_EXCERPT:_
%%

The Spanish sociologist Manuel Castell  predicted that in the networked age, more value would accrue in controlling flows of information than in controlling the content itself.  Controlling content increasingly involves autonomous, self-teaching systems that are increasingly inscrutable to humans. Gatekeepers like authors, publishers and professional reviewers are immersed in books and writing styles their whole lives and regard books as sacred objects. They have discerning eyes and separate great novels from trash more often than the average man on the street. When these old world gatekeepers are gone, only one gatekeeper will be left - Amazon with its spreadsheet maniacs. What will be the kind of books that will be available when that happens? Evgeny Morozov says in To Save Everything Click Here:

If one thinks that the goal of literature is to maximize the well-being of memes or to ensure  that all readers are satisfied (and why wouldn't they be, given that the books they read already reflect their subconscious inclinations and preferences?), then Amazon should be seen as the savior of literature. 
 But if one believes that some ideas are worse than others, that some memes should be put to rest rather than spread around, that many authors are public intellectuals who serve important civic functions that surely cannot be outsourced to algorithms, and that one of the goals of literature is to challenge and annihilate, than to appease and amplify - then there is very little to celebrate in Amazon's  fantasy world without gatekeepers.

%%

_WORK TO COMPLETE:_
1. Reproduce the passage on book gatekeepers word for word, starting with "If one thinks" and going on through "savior of literature.".
2. Summarize the passage on book gatekeepers in two sentences.

Layout dataset entries:

%%

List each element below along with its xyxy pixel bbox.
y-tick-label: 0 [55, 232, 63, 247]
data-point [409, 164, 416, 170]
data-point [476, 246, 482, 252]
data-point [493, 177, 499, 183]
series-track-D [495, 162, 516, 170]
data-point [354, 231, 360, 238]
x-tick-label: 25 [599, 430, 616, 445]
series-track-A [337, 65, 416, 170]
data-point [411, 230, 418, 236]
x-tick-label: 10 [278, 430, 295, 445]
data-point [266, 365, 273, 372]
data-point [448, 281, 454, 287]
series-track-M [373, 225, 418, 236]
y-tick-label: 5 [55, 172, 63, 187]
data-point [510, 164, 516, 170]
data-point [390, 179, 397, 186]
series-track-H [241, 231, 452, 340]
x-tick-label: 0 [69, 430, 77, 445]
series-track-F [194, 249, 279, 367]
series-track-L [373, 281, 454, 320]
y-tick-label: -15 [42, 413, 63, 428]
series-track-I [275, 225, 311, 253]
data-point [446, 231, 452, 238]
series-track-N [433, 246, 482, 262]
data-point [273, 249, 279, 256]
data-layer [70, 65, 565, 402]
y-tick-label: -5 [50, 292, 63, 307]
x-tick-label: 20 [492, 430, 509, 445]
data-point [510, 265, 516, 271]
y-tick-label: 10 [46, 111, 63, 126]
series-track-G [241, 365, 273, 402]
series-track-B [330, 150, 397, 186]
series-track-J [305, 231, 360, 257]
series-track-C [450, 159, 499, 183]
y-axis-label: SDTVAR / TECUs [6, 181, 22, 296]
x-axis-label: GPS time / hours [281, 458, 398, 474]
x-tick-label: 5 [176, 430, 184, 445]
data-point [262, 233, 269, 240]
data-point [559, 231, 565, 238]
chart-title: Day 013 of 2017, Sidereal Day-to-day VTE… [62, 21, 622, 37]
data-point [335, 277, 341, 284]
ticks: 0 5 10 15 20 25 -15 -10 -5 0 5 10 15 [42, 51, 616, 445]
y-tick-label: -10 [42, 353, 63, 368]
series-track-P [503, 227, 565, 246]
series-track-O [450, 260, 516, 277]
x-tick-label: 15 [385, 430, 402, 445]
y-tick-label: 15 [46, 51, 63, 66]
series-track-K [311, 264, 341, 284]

%%
%%

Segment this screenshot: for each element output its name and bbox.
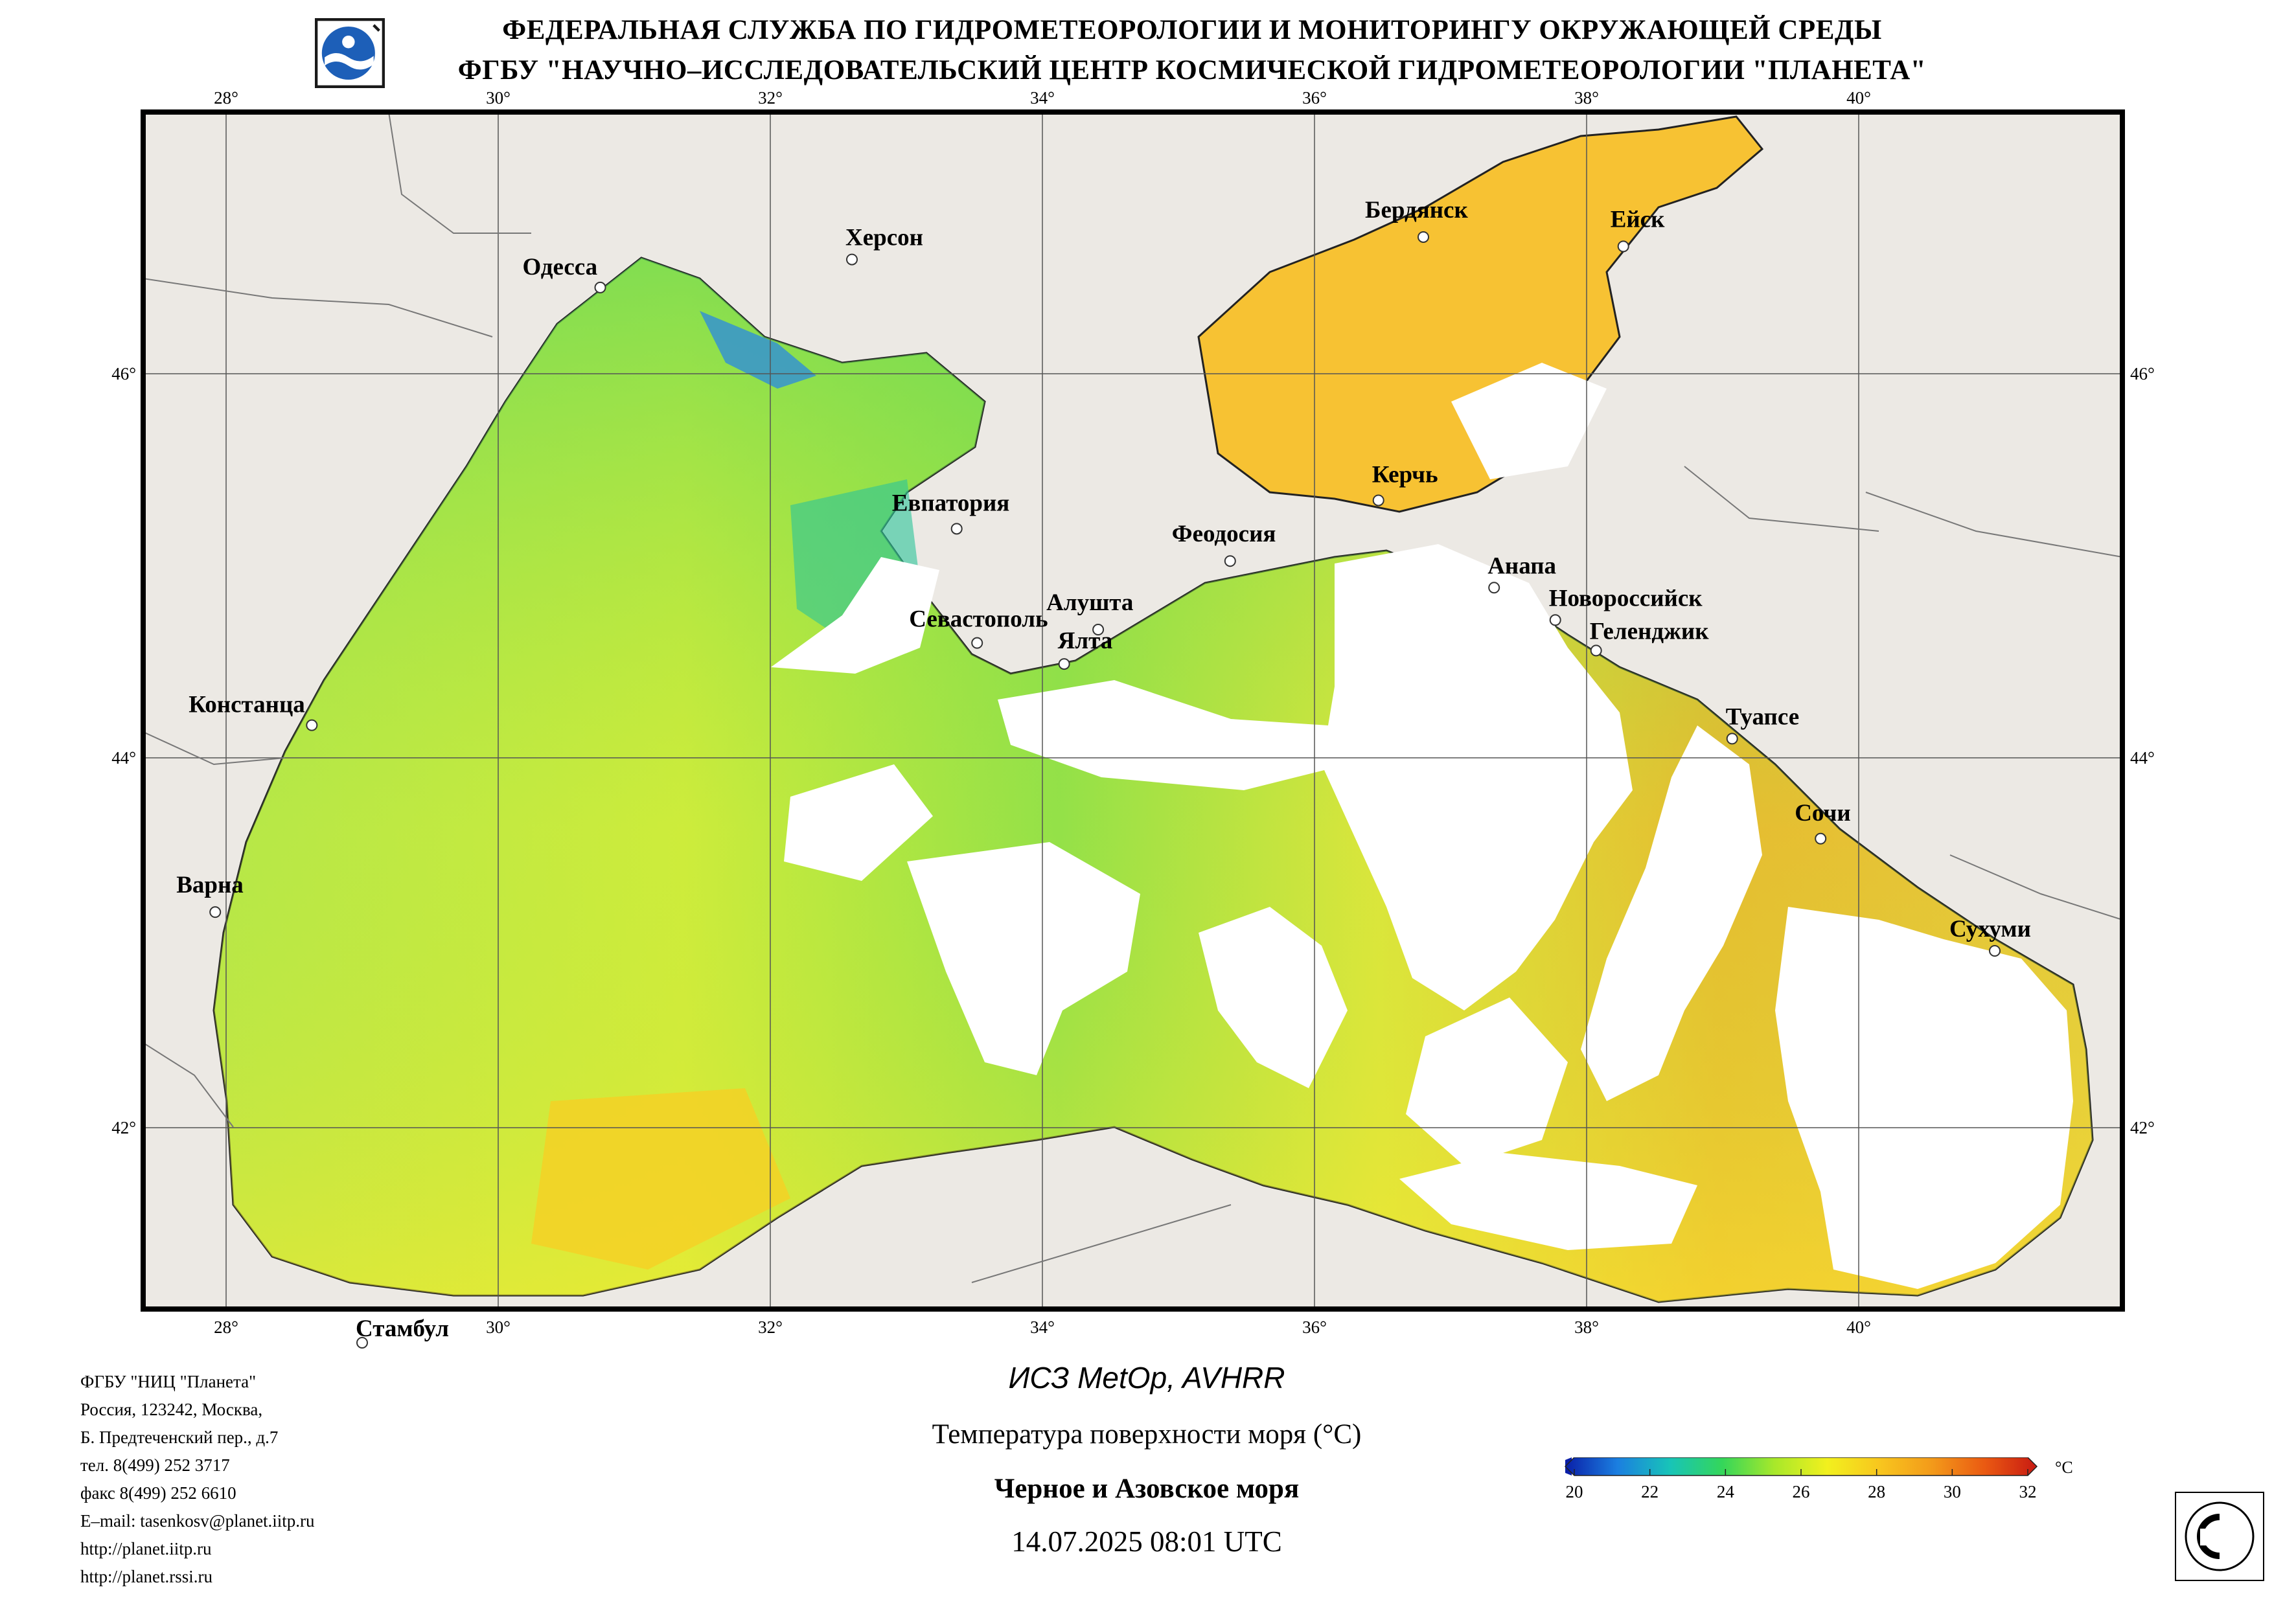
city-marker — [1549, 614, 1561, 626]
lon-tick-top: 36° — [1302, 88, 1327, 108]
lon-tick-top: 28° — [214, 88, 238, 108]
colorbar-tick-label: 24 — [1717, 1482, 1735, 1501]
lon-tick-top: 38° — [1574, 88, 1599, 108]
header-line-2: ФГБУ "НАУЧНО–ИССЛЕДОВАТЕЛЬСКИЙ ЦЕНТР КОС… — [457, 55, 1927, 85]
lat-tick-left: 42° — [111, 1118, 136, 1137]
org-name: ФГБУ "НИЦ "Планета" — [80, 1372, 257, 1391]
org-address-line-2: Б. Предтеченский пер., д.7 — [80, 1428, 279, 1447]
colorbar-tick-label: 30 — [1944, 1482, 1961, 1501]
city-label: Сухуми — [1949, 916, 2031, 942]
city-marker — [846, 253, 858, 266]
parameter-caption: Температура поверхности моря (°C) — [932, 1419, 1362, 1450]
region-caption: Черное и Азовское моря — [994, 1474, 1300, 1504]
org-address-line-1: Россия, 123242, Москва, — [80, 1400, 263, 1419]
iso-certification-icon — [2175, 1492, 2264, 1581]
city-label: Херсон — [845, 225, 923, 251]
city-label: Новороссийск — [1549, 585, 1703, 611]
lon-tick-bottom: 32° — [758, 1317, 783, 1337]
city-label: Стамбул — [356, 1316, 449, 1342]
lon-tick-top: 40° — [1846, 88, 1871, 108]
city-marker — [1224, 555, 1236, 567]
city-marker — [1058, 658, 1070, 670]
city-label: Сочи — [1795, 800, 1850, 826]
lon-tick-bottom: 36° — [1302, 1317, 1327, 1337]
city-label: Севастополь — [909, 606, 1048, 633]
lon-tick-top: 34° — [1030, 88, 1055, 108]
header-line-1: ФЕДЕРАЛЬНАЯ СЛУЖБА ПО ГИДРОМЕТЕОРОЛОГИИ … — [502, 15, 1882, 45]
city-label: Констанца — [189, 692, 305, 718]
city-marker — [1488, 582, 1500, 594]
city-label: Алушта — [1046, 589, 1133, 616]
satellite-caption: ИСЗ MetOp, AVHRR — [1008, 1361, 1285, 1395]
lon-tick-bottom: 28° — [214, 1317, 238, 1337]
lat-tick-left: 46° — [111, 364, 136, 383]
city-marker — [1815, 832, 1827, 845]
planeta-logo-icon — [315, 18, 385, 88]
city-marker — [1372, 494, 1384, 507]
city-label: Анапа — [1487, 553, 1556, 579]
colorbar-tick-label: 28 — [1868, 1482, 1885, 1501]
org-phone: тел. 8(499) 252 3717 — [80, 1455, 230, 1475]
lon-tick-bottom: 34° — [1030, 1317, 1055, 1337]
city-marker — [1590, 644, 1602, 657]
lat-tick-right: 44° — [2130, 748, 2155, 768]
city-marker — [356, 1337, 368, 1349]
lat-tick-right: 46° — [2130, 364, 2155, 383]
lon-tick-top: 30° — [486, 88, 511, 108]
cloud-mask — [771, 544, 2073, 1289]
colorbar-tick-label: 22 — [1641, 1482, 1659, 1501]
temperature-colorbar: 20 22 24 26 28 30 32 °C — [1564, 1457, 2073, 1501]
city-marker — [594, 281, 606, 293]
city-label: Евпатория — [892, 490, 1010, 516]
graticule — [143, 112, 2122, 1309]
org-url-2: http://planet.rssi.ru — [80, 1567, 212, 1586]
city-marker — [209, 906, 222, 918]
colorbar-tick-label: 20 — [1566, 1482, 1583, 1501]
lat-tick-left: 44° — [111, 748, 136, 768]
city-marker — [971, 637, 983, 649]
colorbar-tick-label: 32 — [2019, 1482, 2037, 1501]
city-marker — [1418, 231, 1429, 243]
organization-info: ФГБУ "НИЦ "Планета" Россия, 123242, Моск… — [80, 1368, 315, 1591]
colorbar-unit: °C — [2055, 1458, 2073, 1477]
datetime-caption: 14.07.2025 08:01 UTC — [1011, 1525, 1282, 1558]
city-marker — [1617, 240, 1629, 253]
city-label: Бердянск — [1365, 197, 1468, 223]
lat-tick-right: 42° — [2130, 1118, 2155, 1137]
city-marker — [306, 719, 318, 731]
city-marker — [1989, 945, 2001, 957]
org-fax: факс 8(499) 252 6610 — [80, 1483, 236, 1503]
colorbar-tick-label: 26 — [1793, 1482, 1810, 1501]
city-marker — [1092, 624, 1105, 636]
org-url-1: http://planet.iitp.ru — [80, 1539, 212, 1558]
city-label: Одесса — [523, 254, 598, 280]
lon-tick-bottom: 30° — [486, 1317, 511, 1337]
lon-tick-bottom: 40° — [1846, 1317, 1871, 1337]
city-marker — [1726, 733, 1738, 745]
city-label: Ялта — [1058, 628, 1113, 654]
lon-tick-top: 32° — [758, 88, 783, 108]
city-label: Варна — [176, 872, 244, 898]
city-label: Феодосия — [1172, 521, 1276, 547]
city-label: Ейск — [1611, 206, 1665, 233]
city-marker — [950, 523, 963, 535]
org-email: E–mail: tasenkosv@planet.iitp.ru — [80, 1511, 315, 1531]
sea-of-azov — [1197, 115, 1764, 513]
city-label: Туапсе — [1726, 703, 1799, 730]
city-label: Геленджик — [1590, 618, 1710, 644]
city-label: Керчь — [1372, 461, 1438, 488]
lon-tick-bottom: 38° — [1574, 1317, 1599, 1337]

%%

_IN RESPONSE:_
1.
If one thinks that the goal of literature is to maximize the well-being of memes or to ensure  that all readers are satisfied (and why wouldn't they be, given that the books they read already reflect their subconscious inclinations and preferences?), then Amazon should be seen as the savior of literature.

2. Manuel Castell predicted that in the networked age, controlling flows of information would yield more value than controlling content, and the passage warns that once traditional gatekeepers such as authors, publishers and reviewers are gone, Amazon will be the only one left. In a quotation from To Save Everything Click Here, Evgeny Morozov argues that Amazon saves literature only if its goal is to satisfy readers, but offers very little to celebrate if some ideas are worse than others and literature should challenge rather than appease.